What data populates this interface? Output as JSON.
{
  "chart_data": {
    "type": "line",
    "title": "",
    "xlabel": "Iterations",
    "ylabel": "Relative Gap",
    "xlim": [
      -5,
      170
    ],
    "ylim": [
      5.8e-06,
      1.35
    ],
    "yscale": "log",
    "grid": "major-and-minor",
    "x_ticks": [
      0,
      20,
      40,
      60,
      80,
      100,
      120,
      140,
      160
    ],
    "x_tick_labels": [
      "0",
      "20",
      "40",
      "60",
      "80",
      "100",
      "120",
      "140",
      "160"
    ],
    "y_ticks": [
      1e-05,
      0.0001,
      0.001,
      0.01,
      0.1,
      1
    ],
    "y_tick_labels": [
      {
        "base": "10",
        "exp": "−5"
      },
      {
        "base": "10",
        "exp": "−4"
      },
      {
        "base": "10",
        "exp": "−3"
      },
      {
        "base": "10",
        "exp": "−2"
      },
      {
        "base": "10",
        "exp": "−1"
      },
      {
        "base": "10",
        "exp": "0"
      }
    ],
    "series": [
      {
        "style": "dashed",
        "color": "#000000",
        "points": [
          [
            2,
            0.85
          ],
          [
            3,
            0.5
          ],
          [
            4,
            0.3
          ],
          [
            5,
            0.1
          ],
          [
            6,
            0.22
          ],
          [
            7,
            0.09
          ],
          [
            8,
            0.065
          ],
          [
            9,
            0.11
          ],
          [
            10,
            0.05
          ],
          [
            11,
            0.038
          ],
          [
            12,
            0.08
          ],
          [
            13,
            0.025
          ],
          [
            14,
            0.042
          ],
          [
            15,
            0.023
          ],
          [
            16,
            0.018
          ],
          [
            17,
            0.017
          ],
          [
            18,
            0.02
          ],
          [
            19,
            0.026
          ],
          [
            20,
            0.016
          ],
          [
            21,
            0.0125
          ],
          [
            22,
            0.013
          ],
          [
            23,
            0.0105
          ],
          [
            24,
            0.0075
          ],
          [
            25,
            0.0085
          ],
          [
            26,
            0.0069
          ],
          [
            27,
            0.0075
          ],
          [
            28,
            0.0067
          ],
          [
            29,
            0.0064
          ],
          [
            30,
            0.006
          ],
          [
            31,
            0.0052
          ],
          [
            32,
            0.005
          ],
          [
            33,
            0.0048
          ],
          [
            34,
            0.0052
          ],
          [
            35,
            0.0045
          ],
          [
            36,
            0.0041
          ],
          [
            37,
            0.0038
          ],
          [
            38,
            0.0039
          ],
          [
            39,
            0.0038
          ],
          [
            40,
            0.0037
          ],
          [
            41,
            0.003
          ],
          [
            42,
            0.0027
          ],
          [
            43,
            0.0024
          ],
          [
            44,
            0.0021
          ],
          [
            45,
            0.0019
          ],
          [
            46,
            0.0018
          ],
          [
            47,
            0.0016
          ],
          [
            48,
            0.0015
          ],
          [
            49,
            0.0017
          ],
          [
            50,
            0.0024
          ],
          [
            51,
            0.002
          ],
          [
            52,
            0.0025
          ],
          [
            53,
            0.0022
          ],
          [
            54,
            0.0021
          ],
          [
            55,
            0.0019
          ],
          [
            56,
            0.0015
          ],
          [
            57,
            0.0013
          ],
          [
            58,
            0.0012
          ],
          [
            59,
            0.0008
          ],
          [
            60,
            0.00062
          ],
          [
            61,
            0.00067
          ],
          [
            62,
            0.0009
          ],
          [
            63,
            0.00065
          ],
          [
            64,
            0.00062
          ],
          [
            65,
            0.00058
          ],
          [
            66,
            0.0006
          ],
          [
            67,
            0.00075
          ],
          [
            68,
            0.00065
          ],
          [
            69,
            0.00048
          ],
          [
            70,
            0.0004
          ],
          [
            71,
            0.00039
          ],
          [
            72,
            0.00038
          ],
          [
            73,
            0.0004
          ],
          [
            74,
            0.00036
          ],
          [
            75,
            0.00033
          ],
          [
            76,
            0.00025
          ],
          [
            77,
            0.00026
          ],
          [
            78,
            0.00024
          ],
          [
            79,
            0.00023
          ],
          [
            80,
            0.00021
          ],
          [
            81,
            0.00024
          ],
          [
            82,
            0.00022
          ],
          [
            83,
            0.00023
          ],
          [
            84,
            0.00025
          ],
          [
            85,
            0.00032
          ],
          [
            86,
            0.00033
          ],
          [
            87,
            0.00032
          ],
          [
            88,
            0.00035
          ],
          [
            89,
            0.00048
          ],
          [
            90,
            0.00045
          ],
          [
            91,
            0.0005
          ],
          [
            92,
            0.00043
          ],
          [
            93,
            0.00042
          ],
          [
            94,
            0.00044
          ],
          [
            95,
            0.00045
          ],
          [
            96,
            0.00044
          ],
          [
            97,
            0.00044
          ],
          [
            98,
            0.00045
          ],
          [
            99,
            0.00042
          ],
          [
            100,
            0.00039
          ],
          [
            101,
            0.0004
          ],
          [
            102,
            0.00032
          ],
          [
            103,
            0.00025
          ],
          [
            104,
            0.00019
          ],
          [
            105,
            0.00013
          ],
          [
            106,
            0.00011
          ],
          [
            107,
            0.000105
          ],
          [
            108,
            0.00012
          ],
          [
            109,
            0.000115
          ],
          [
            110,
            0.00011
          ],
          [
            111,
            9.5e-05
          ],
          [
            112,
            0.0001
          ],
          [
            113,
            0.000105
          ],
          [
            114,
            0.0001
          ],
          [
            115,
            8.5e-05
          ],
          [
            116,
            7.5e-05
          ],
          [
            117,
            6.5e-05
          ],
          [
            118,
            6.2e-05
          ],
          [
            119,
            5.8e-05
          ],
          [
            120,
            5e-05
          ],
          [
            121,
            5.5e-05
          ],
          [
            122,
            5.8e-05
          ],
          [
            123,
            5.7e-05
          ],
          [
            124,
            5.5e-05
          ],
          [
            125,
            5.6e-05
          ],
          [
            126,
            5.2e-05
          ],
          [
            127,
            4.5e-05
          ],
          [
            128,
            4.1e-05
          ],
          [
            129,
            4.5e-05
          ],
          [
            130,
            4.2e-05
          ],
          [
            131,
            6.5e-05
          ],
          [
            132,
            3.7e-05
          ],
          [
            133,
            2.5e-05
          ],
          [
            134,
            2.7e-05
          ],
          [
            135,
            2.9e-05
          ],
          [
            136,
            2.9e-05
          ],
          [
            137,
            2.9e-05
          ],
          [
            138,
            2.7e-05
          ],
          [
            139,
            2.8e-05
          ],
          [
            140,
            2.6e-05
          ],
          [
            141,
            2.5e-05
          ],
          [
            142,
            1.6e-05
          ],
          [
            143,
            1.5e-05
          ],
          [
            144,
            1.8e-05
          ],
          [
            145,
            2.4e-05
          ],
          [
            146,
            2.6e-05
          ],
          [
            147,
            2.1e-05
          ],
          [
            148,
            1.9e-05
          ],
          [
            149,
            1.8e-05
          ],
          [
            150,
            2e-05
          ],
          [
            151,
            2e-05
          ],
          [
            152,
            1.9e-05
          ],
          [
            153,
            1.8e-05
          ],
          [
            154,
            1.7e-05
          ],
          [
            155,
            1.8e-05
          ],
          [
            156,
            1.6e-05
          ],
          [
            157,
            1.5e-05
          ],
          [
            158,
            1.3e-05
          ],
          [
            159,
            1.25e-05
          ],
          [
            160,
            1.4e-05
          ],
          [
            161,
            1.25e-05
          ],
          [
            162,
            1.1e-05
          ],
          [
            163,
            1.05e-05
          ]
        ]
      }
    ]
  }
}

┄┄┄┄┄┄

YOUR TASK.
Every entry in the listing must be retyped exactly.

REPLY TO THE TASK.
What data populates this interface? Output as JSON.
{
  "chart_data": {
    "type": "line",
    "title": "",
    "xlabel": "Iterations",
    "ylabel": "Relative Gap",
    "xlim": [
      -5,
      170
    ],
    "ylim": [
      5.8e-06,
      1.35
    ],
    "yscale": "log",
    "grid": "major-and-minor",
    "x_ticks": [
      0,
      20,
      40,
      60,
      80,
      100,
      120,
      140,
      160
    ],
    "x_tick_labels": [
      "0",
      "20",
      "40",
      "60",
      "80",
      "100",
      "120",
      "140",
      "160"
    ],
    "y_ticks": [
      1e-05,
      0.0001,
      0.001,
      0.01,
      0.1,
      1
    ],
    "y_tick_labels": [
      {
        "base": "10",
        "exp": "−5"
      },
      {
        "base": "10",
        "exp": "−4"
      },
      {
        "base": "10",
        "exp": "−3"
      },
      {
        "base": "10",
        "exp": "−2"
      },
      {
        "base": "10",
        "exp": "−1"
      },
      {
        "base": "10",
        "exp": "0"
      }
    ],
    "series": [
      {
        "style": "dashed",
        "color": "#000000",
        "points": [
          [
            2,
            0.85
          ],
          [
            3,
            0.5
          ],
          [
            4,
            0.3
          ],
          [
            5,
            0.1
          ],
          [
            6,
            0.22
          ],
          [
            7,
            0.09
          ],
          [
            8,
            0.065
          ],
          [
            9,
            0.11
          ],
          [
            10,
            0.05
          ],
          [
            11,
            0.038
          ],
          [
            12,
            0.08
          ],
          [
            13,
            0.025
          ],
          [
            14,
            0.042
          ],
          [
            15,
            0.023
          ],
          [
            16,
            0.018
          ],
          [
            17,
            0.017
          ],
          [
            18,
            0.02
          ],
          [
            19,
            0.026
          ],
          [
            20,
            0.016
          ],
          [
            21,
            0.0125
          ],
          [
            22,
            0.013
          ],
          [
            23,
            0.0105
          ],
          [
            24,
            0.0075
          ],
          [
            25,
            0.0085
          ],
          [
            26,
            0.0069
          ],
          [
            27,
            0.0075
          ],
          [
            28,
            0.0067
          ],
          [
            29,
            0.0064
          ],
          [
            30,
            0.006
          ],
          [
            31,
            0.0052
          ],
          [
            32,
            0.005
          ],
          [
            33,
            0.0048
          ],
          [
            34,
            0.0052
          ],
          [
            35,
            0.0045
          ],
          [
            36,
            0.0041
          ],
          [
            37,
            0.0038
          ],
          [
            38,
            0.0039
          ],
          [
            39,
            0.0038
          ],
          [
            40,
            0.0037
          ],
          [
            41,
            0.003
          ],
          [
            42,
            0.0027
          ],
          [
            43,
            0.0024
          ],
          [
            44,
            0.0021
          ],
          [
            45,
            0.0019
          ],
          [
            46,
            0.0018
          ],
          [
            47,
            0.0016
          ],
          [
            48,
            0.0015
          ],
          [
            49,
            0.0017
          ],
          [
            50,
            0.0024
          ],
          [
            51,
            0.002
          ],
          [
            52,
            0.0025
          ],
          [
            53,
            0.0022
          ],
          [
            54,
            0.0021
          ],
          [
            55,
            0.0019
          ],
          [
            56,
            0.0015
          ],
          [
            57,
            0.0013
          ],
          [
            58,
            0.0012
          ],
          [
            59,
            0.0008
          ],
          [
            60,
            0.00062
          ],
          [
            61,
            0.00067
          ],
          [
            62,
            0.0009
          ],
          [
            63,
            0.00065
          ],
          [
            64,
            0.00062
          ],
          [
            65,
            0.00058
          ],
          [
            66,
            0.0006
          ],
          [
            67,
            0.00075
          ],
          [
            68,
            0.00065
          ],
          [
            69,
            0.00048
          ],
          [
            70,
            0.0004
          ],
          [
            71,
            0.00039
          ],
          [
            72,
            0.00038
          ],
          [
            73,
            0.0004
          ],
          [
            74,
            0.00036
          ],
          [
            75,
            0.00033
          ],
          [
            76,
            0.00025
          ],
          [
            77,
            0.00026
          ],
          [
            78,
            0.00024
          ],
          [
            79,
            0.00023
          ],
          [
            80,
            0.00021
          ],
          [
            81,
            0.00024
          ],
          [
            82,
            0.00022
          ],
          [
            83,
            0.00023
          ],
          [
            84,
            0.00025
          ],
          [
            85,
            0.00032
          ],
          [
            86,
            0.00033
          ],
          [
            87,
            0.00032
          ],
          [
            88,
            0.00035
          ],
          [
            89,
            0.00048
          ],
          [
            90,
            0.00045
          ],
          [
            91,
            0.0005
          ],
          [
            92,
            0.00043
          ],
          [
            93,
            0.00042
          ],
          [
            94,
            0.00044
          ],
          [
            95,
            0.00045
          ],
          [
            96,
            0.00044
          ],
          [
            97,
            0.00044
          ],
          [
            98,
            0.00045
          ],
          [
            99,
            0.00042
          ],
          [
            100,
            0.00039
          ],
          [
            101,
            0.0004
          ],
          [
            102,
            0.00032
          ],
          [
            103,
            0.00025
          ],
          [
            104,
            0.00019
          ],
          [
            105,
            0.00013
          ],
          [
            106,
            0.00011
          ],
          [
            107,
            0.000105
          ],
          [
            108,
            0.00012
          ],
          [
            109,
            0.000115
          ],
          [
            110,
            0.00011
          ],
          [
            111,
            9.5e-05
          ],
          [
            112,
            0.0001
          ],
          [
            113,
            0.000105
          ],
          [
            114,
            0.0001
          ],
          [
            115,
            8.5e-05
          ],
          [
            116,
            7.5e-05
          ],
          [
            117,
            6.5e-05
          ],
          [
            118,
            6.2e-05
          ],
          [
            119,
            5.8e-05
          ],
          [
            120,
            5e-05
          ],
          [
            121,
            5.5e-05
          ],
          [
            122,
            5.8e-05
          ],
          [
            123,
            5.7e-05
          ],
          [
            124,
            5.5e-05
          ],
          [
            125,
            5.6e-05
          ],
          [
            126,
            5.2e-05
          ],
          [
            127,
            4.5e-05
          ],
          [
            128,
            4.1e-05
          ],
          [
            129,
            4.5e-05
          ],
          [
            130,
            4.2e-05
          ],
          [
            131,
            6.5e-05
          ],
          [
            132,
            3.7e-05
          ],
          [
            133,
            2.5e-05
          ],
          [
            134,
            2.7e-05
          ],
          [
            135,
            2.9e-05
          ],
          [
            136,
            2.9e-05
          ],
          [
            137,
            2.9e-05
          ],
          [
            138,
            2.7e-05
          ],
          [
            139,
            2.8e-05
          ],
          [
            140,
            2.6e-05
          ],
          [
            141,
            2.5e-05
          ],
          [
            142,
            1.6e-05
          ],
          [
            143,
            1.5e-05
          ],
          [
            144,
            1.8e-05
          ],
          [
            145,
            2.4e-05
          ],
          [
            146,
            2.6e-05
          ],
          [
            147,
            2.1e-05
          ],
          [
            148,
            1.9e-05
          ],
          [
            149,
            1.8e-05
          ],
          [
            150,
            2e-05
          ],
          [
            151,
            2e-05
          ],
          [
            152,
            1.9e-05
          ],
          [
            153,
            1.8e-05
          ],
          [
            154,
            1.7e-05
          ],
          [
            155,
            1.8e-05
          ],
          [
            156,
            1.6e-05
          ],
          [
            157,
            1.5e-05
          ],
          [
            158,
            1.3e-05
          ],
          [
            159,
            1.25e-05
          ],
          [
            160,
            1.4e-05
          ],
          [
            161,
            1.25e-05
          ],
          [
            162,
            1.1e-05
          ],
          [
            163,
            1.05e-05
          ]
        ]
      }
    ]
  }
}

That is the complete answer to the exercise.